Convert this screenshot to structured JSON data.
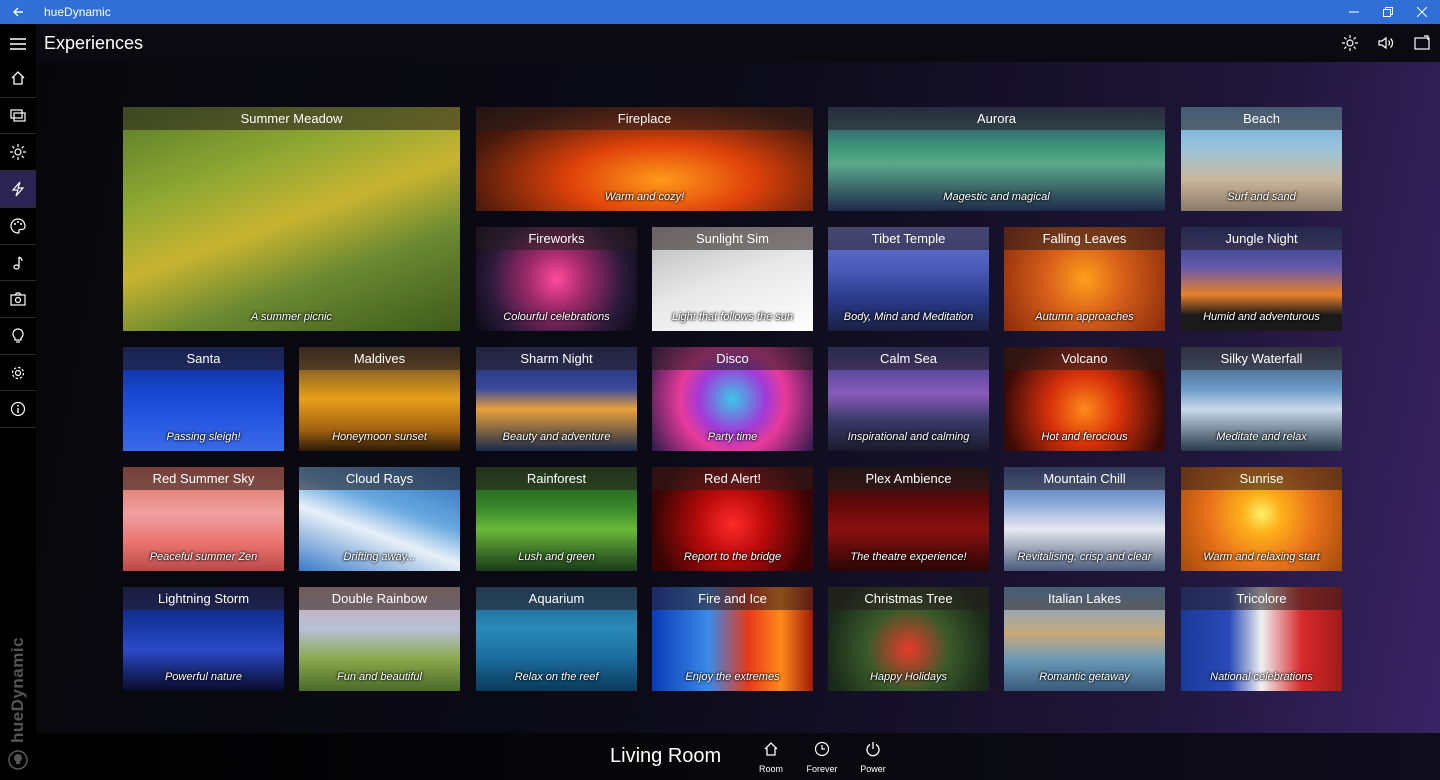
{
  "window": {
    "title": "hueDynamic"
  },
  "header": {
    "title": "Experiences"
  },
  "brand": "hueDynamic",
  "bottom": {
    "room": "Living Room",
    "buttons": [
      "Room",
      "Forever",
      "Power"
    ]
  },
  "tiles": [
    {
      "title": "Summer Meadow",
      "subtitle": "A summer picnic"
    },
    {
      "title": "Fireplace",
      "subtitle": "Warm and cozy!"
    },
    {
      "title": "Aurora",
      "subtitle": "Magestic and magical"
    },
    {
      "title": "Beach",
      "subtitle": "Surf and sand"
    },
    {
      "title": "Fireworks",
      "subtitle": "Colourful celebrations"
    },
    {
      "title": "Sunlight Sim",
      "subtitle": "Light that follows the sun"
    },
    {
      "title": "Tibet Temple",
      "subtitle": "Body, Mind and Meditation"
    },
    {
      "title": "Falling Leaves",
      "subtitle": "Autumn approaches"
    },
    {
      "title": "Jungle Night",
      "subtitle": "Humid and adventurous"
    },
    {
      "title": "Santa",
      "subtitle": "Passing sleigh!"
    },
    {
      "title": "Maldives",
      "subtitle": "Honeymoon sunset"
    },
    {
      "title": "Sharm Night",
      "subtitle": "Beauty and adventure"
    },
    {
      "title": "Disco",
      "subtitle": "Party time"
    },
    {
      "title": "Calm Sea",
      "subtitle": "Inspirational and calming"
    },
    {
      "title": "Volcano",
      "subtitle": "Hot and ferocious"
    },
    {
      "title": "Silky Waterfall",
      "subtitle": "Meditate and relax"
    },
    {
      "title": "Red Summer Sky",
      "subtitle": "Peaceful summer Zen"
    },
    {
      "title": "Cloud Rays",
      "subtitle": "Drifting away..."
    },
    {
      "title": "Rainforest",
      "subtitle": "Lush and green"
    },
    {
      "title": "Red Alert!",
      "subtitle": "Report to the bridge"
    },
    {
      "title": "Plex Ambience",
      "subtitle": "The theatre experience!"
    },
    {
      "title": "Mountain Chill",
      "subtitle": "Revitalising, crisp and clear"
    },
    {
      "title": "Sunrise",
      "subtitle": "Warm and relaxing start"
    },
    {
      "title": "Lightning Storm",
      "subtitle": "Powerful nature"
    },
    {
      "title": "Double Rainbow",
      "subtitle": "Fun and beautiful"
    },
    {
      "title": "Aquarium",
      "subtitle": "Relax on the reef"
    },
    {
      "title": "Fire and Ice",
      "subtitle": "Enjoy the extremes"
    },
    {
      "title": "Christmas Tree",
      "subtitle": "Happy Holidays"
    },
    {
      "title": "Italian Lakes",
      "subtitle": "Romantic getaway"
    },
    {
      "title": "Tricolore",
      "subtitle": "National celebrations"
    }
  ]
}
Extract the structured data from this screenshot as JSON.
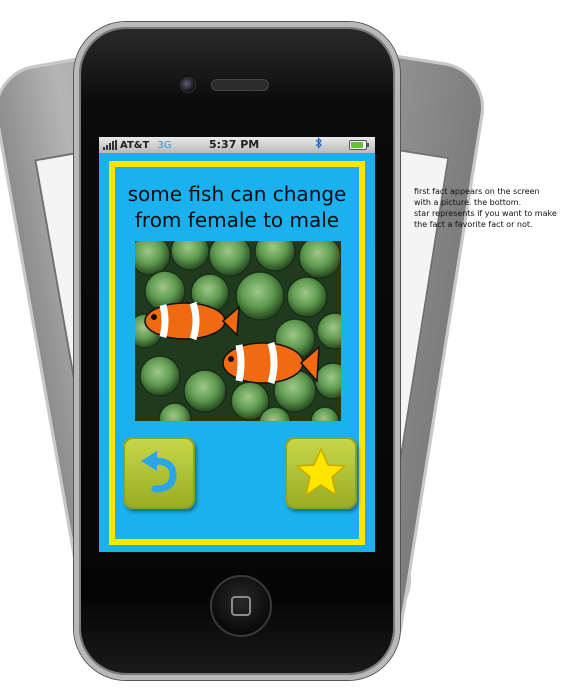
{
  "statusbar": {
    "carrier": "AT&T",
    "network": "3G",
    "time": "5:37 PM",
    "bluetooth_icon": "bluetooth-icon",
    "battery_level": 0.85
  },
  "fact": {
    "line1": "some fish can change",
    "line2": "from female to male",
    "image_subject": "clownfish among sea anemones"
  },
  "buttons": {
    "back_icon": "undo-arrow-icon",
    "favorite_icon": "star-icon"
  },
  "annotation": {
    "line1": "first fact appears on the screen",
    "line2": "with a picture. the bottom.",
    "line3": "star represents if you want to make",
    "line4": "the fact a favorite fact or not."
  },
  "colors": {
    "screen_bg": "#1ab1ee",
    "card_border": "#ffe600",
    "button_green": "#b3c635",
    "star_yellow": "#ffe600",
    "arrow_blue": "#2aa6e8"
  }
}
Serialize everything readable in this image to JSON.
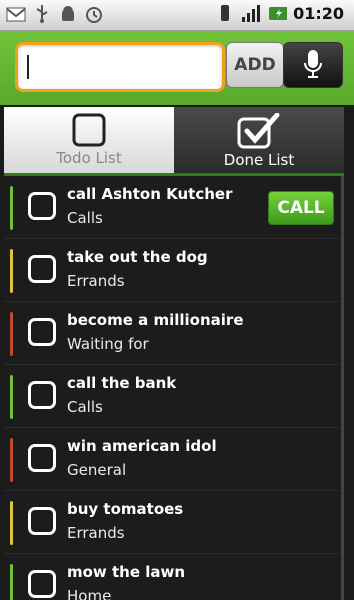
────────
Brief. Output only the lines from the line that contains "Extract the structured" through the end of the material, both ends included, and skip every picture.

Result.
Extract the structured data from this screenshot as JSON.
{
  "statusbar": {
    "carrier": "AT&T",
    "network": "3G",
    "time": "5:37 PM",
    "bluetooth_icon": "bluetooth-icon",
    "battery_level": 0.85
  },
  "fact": {
    "line1": "some fish can change",
    "line2": "from female to male",
    "image_subject": "clownfish among sea anemones"
  },
  "buttons": {
    "back_icon": "undo-arrow-icon",
    "favorite_icon": "star-icon"
  },
  "annotation": {
    "line1": "first fact appears on the screen",
    "line2": "with a picture. the bottom.",
    "line3": "star represents if you want to make",
    "line4": "the fact a favorite fact or not."
  },
  "colors": {
    "screen_bg": "#1ab1ee",
    "card_border": "#ffe600",
    "button_green": "#b3c635",
    "star_yellow": "#ffe600",
    "arrow_blue": "#2aa6e8"
  }
}
Serialize everything readable in this image to JSON.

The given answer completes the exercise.